* What you have to do *
Using the data beneath, show every line that includes the word "війну".

--- --- ---

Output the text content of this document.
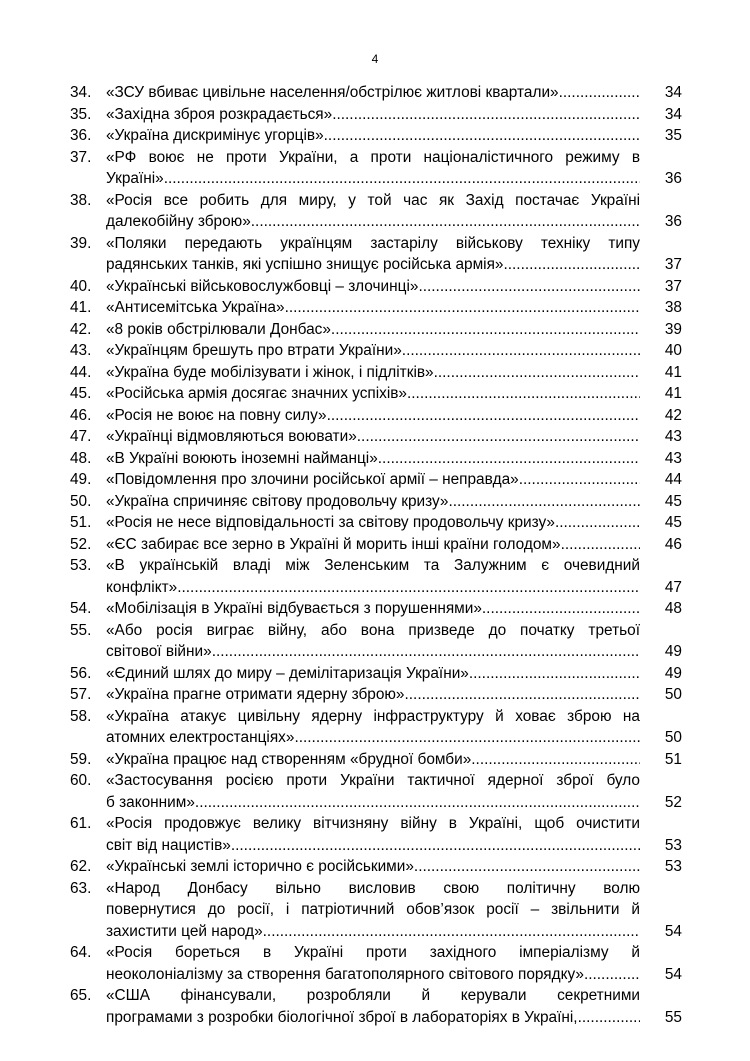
4
34. «ЗСУ вбиває цивільне населення/обстрілює житлові квартали» .....	34
35. «Західна зброя розкрадається» .....	34
36. «Україна дискримінує угорців» .....	35
37. «РФ воює не проти України, а проти націоналістичного режиму в
Україні» .....	36
38. «Росія все робить для миру, у той час як Захід постачає Україні
далекобійну зброю» .....	36
39. «Поляки передають українцям застарілу військову техніку типу
радянських танків, які успішно знищує російська армія» .....	37
40. «Українські військовослужбовці – злочинці» .....	37
41. «Антисемітська Україна» .....	38
42. «8 років обстрілювали Донбас» .....	39
43. «Українцям брешуть про втрати України» .....	40
44. «Україна буде мобілізувати і жінок, і підлітків» .....	41
45. «Російська армія досягає значних успіхів» .....	41
46. «Росія не воює на повну силу» .....	42
47. «Українці відмовляються воювати» .....	43
48. «В Україні воюють іноземні найманці» .....	43
49. «Повідомлення про злочини російської армії – неправда» .....	44
50. «Україна спричиняє світову продовольчу кризу» .....	45
51. «Росія не несе відповідальності за світову продовольчу кризу» .....	45
52. «ЄС забирає все зерно в Україні й морить інші країни голодом» .....	46
53. «В українській владі між Зеленським та Залужним є очевидний
конфлікт» .....	47
54. «Мобілізація в Україні відбувається з порушеннями» .....	48
55. «Або росія виграє війну, або вона призведе до початку третьої
світової війни» .....	49
56. «Єдиний шлях до миру – демілітаризація України» .....	49
57. «Україна прагне отримати ядерну зброю» .....	50
58. «Україна атакує цивільну ядерну інфраструктуру й ховає зброю на
атомних електростанціях» .....	50
59. «Україна працює над створенням «брудної бомби» .....	51
60. «Застосування росією проти України тактичної ядерної зброї було
б законним» .....	52
61. «Росія продовжує велику вітчизняну війну в Україні, щоб очистити
світ від нацистів» .....	53
62. «Українські землі історично є російськими» .....	53
63. «Народ Донбасу вільно висловив свою політичну волю
повернутися до росії, і патріотичний обов’язок росії – звільнити й
захистити цей народ» .....	54
64. «Росія бореться в Україні проти західного імперіалізму й
неоколоніалізму за створення багатополярного світового порядку» .....	54
65. «США фінансували, розробляли й керували секретними
програмами з розробки біологічної зброї в лабораторіях в Україні, .....	55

--- --- ---

* Response to this exercise *
55. «Або росія виграє війну, або вона призведе до початку третьої
61. «Росія продовжує велику вітчизняну війну в Україні, щоб очистити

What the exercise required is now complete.